Exercise details
Find the word "paper" in the records below. List each line containing it.

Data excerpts
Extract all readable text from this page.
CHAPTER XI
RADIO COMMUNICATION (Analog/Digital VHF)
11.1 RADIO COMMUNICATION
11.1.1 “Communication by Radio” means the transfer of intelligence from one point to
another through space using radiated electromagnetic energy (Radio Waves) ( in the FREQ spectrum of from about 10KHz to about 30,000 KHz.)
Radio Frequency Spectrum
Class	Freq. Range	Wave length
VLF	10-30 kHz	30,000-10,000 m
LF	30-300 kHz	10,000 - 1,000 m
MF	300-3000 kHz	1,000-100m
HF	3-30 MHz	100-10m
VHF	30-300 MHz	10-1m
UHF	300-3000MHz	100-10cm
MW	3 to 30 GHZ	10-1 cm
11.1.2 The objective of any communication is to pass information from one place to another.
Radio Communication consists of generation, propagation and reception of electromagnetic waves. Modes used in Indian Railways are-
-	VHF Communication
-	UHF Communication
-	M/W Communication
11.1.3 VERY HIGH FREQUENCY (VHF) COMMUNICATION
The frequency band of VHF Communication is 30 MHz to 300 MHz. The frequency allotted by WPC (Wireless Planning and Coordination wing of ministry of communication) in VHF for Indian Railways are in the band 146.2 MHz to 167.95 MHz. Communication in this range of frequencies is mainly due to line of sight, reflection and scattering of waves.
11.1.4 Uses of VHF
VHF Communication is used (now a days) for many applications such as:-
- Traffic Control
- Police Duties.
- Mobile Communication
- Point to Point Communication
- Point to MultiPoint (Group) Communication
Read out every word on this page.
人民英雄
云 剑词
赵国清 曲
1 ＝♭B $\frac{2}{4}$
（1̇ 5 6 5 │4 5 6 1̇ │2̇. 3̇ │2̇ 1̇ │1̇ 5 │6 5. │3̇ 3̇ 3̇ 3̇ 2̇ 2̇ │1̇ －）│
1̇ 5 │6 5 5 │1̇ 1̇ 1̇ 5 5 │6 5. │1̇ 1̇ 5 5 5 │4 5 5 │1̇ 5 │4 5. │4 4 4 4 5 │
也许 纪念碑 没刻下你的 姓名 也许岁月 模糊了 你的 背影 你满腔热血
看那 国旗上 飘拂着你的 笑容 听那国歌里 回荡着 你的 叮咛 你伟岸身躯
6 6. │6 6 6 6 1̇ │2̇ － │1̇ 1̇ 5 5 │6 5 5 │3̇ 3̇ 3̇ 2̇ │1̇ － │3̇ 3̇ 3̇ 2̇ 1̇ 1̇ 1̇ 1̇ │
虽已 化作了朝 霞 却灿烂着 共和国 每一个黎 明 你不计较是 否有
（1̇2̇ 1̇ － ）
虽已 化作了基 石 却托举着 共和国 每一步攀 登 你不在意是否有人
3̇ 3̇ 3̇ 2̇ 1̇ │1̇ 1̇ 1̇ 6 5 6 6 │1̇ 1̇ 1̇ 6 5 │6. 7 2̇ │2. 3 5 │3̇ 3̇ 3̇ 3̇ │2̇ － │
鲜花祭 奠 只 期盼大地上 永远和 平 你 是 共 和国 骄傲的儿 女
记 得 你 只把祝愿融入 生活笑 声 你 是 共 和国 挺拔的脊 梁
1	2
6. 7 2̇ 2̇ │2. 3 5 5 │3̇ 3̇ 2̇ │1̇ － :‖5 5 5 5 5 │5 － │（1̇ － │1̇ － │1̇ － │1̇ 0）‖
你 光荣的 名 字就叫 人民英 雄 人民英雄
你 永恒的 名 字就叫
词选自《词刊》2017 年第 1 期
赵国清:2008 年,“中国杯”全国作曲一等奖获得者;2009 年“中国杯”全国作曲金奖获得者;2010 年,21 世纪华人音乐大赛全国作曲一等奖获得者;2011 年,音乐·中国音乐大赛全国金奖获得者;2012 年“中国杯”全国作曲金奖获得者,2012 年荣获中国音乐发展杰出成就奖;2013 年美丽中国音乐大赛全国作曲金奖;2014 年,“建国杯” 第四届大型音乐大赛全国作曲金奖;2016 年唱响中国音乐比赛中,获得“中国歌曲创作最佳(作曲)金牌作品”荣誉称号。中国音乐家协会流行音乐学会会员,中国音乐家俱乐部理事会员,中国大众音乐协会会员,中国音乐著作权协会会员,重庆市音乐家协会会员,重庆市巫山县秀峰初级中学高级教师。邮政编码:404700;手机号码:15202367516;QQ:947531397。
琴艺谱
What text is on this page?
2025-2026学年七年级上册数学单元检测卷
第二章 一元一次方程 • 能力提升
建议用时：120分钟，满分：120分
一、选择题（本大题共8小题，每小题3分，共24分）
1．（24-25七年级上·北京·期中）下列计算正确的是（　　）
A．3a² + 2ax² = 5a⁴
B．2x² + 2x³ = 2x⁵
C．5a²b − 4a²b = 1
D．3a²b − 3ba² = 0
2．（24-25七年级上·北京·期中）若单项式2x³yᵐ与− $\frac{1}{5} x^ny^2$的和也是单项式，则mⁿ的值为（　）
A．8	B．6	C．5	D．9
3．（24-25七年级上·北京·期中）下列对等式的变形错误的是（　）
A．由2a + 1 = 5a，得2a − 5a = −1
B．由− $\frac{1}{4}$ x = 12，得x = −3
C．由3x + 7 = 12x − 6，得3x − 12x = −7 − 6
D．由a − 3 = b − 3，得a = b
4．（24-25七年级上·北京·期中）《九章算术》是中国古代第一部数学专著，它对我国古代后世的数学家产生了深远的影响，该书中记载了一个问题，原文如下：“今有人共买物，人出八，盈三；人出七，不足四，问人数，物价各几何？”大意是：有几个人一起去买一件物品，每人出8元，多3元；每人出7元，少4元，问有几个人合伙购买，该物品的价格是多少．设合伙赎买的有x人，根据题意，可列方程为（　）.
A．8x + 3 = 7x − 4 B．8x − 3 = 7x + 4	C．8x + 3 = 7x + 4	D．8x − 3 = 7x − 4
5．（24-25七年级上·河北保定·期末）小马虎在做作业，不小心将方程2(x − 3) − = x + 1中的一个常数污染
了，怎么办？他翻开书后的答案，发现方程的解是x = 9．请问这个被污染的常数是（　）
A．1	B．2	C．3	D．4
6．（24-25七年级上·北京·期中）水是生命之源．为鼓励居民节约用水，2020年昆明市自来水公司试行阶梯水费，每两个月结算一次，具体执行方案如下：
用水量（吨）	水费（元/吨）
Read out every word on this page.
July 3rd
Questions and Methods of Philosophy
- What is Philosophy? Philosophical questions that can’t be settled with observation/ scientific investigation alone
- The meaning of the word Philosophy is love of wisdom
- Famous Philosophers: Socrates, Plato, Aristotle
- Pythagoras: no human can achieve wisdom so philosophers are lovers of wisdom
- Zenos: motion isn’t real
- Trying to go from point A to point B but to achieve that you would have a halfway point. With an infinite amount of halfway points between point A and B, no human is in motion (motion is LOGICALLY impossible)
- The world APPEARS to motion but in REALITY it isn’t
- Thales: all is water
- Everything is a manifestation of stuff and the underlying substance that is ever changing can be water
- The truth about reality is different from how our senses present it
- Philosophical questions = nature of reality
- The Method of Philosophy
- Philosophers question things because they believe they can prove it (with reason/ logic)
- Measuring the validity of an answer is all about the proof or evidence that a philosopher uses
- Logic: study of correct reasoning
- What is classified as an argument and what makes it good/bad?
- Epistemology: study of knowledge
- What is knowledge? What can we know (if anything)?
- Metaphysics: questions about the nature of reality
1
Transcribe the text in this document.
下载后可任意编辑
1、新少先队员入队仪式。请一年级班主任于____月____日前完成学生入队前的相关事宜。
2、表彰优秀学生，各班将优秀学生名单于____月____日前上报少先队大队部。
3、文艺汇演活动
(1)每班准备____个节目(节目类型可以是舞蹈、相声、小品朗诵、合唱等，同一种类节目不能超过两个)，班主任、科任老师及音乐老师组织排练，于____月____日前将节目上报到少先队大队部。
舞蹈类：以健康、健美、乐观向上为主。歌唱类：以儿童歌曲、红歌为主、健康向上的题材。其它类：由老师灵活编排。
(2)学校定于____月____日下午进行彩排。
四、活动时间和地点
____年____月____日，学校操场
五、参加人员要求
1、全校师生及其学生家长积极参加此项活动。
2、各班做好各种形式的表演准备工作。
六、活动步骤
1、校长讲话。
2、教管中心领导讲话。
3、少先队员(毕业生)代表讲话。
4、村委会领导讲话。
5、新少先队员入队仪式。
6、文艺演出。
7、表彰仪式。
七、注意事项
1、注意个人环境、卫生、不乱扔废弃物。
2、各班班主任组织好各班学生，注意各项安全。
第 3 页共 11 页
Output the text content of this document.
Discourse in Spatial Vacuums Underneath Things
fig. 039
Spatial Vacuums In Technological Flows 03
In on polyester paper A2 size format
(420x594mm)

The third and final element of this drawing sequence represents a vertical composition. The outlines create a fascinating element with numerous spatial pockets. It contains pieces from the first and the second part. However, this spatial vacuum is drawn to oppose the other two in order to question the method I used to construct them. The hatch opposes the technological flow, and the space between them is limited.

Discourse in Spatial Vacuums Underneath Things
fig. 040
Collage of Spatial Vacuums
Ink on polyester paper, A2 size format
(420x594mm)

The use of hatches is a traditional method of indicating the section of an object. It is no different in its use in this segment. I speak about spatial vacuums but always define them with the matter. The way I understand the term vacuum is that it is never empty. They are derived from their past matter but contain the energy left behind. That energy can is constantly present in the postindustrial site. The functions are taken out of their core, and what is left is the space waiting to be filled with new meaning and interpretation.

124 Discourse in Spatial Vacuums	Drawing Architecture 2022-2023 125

Result below
In on polyester paper A2 size format
Ink on polyester paper, A2 size format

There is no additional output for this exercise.